Collected data entries:

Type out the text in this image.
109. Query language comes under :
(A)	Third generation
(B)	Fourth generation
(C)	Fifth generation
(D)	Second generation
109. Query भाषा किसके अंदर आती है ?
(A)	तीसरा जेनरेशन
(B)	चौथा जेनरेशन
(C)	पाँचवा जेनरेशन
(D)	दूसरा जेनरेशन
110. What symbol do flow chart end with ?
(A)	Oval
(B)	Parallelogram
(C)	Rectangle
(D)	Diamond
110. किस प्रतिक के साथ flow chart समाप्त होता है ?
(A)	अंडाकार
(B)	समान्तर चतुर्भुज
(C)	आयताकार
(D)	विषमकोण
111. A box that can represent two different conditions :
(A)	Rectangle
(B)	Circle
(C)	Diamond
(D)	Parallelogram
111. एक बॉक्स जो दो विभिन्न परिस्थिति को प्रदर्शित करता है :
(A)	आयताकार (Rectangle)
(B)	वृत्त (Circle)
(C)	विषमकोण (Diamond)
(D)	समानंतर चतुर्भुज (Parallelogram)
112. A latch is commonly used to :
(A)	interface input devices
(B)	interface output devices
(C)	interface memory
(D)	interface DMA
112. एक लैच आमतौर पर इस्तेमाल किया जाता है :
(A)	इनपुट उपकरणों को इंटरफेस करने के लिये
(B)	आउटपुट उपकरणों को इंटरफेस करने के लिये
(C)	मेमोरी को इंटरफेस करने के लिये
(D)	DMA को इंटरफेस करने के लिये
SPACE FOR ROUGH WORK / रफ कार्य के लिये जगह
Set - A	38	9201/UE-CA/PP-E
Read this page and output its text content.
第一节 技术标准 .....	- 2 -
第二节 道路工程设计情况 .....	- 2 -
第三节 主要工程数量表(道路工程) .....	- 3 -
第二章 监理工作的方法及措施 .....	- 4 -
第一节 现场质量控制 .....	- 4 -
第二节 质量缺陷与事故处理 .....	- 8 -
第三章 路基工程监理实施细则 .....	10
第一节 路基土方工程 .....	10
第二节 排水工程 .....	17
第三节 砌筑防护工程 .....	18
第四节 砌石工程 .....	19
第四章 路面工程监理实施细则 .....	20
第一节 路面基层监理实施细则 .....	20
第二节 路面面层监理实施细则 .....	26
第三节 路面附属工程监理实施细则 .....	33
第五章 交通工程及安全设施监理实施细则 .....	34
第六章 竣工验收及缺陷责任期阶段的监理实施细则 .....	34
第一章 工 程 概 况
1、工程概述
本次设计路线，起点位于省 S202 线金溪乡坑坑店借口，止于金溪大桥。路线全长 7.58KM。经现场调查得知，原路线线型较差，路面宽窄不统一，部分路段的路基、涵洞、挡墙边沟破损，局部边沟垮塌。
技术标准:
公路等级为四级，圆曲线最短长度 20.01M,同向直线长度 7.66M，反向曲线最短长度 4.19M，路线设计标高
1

* Problem description
What do the records say? Quote them all exactly.

* Solved problem
Type out the text in this image.
109. Query language comes under :
(A)	Third generation
(B)	Fourth generation
(C)	Fifth generation
(D)	Second generation
109. Query भाषा किसके अंदर आती है ?
(A)	तीसरा जेनरेशन
(B)	चौथा जेनरेशन
(C)	पाँचवा जेनरेशन
(D)	दूसरा जेनरेशन
110. What symbol do flow chart end with ?
(A)	Oval
(B)	Parallelogram
(C)	Rectangle
(D)	Diamond
110. किस प्रतिक के साथ flow chart समाप्त होता है ?
(A)	अंडाकार
(B)	समान्तर चतुर्भुज
(C)	आयताकार
(D)	विषमकोण
111. A box that can represent two different conditions :
(A)	Rectangle
(B)	Circle
(C)	Diamond
(D)	Parallelogram
111. एक बॉक्स जो दो विभिन्न परिस्थिति को प्रदर्शित करता है :
(A)	आयताकार (Rectangle)
(B)	वृत्त (Circle)
(C)	विषमकोण (Diamond)
(D)	समानंतर चतुर्भुज (Parallelogram)
112. A latch is commonly used to :
(A)	interface input devices
(B)	interface output devices
(C)	interface memory
(D)	interface DMA
112. एक लैच आमतौर पर इस्तेमाल किया जाता है :
(A)	इनपुट उपकरणों को इंटरफेस करने के लिये
(B)	आउटपुट उपकरणों को इंटरफेस करने के लिये
(C)	मेमोरी को इंटरफेस करने के लिये
(D)	DMA को इंटरफेस करने के लिये
SPACE FOR ROUGH WORK / रफ कार्य के लिये जगह
Set - A	38	9201/UE-CA/PP-E
Read this page and output its text content.
第一节 技术标准 .....	- 2 -
第二节 道路工程设计情况 .....	- 2 -
第三节 主要工程数量表(道路工程) .....	- 3 -
第二章 监理工作的方法及措施 .....	- 4 -
第一节 现场质量控制 .....	- 4 -
第二节 质量缺陷与事故处理 .....	- 8 -
第三章 路基工程监理实施细则 .....	10
第一节 路基土方工程 .....	10
第二节 排水工程 .....	17
第三节 砌筑防护工程 .....	18
第四节 砌石工程 .....	19
第四章 路面工程监理实施细则 .....	20
第一节 路面基层监理实施细则 .....	20
第二节 路面面层监理实施细则 .....	26
第三节 路面附属工程监理实施细则 .....	33
第五章 交通工程及安全设施监理实施细则 .....	34
第六章 竣工验收及缺陷责任期阶段的监理实施细则 .....	34
第一章 工 程 概 况
1、工程概述
本次设计路线，起点位于省 S202 线金溪乡坑坑店借口，止于金溪大桥。路线全长 7.58KM。经现场调查得知，原路线线型较差，路面宽窄不统一，部分路段的路基、涵洞、挡墙边沟破损，局部边沟垮塌。
技术标准:
公路等级为四级，圆曲线最短长度 20.01M,同向直线长度 7.66M，反向曲线最短长度 4.19M，路线设计标高
1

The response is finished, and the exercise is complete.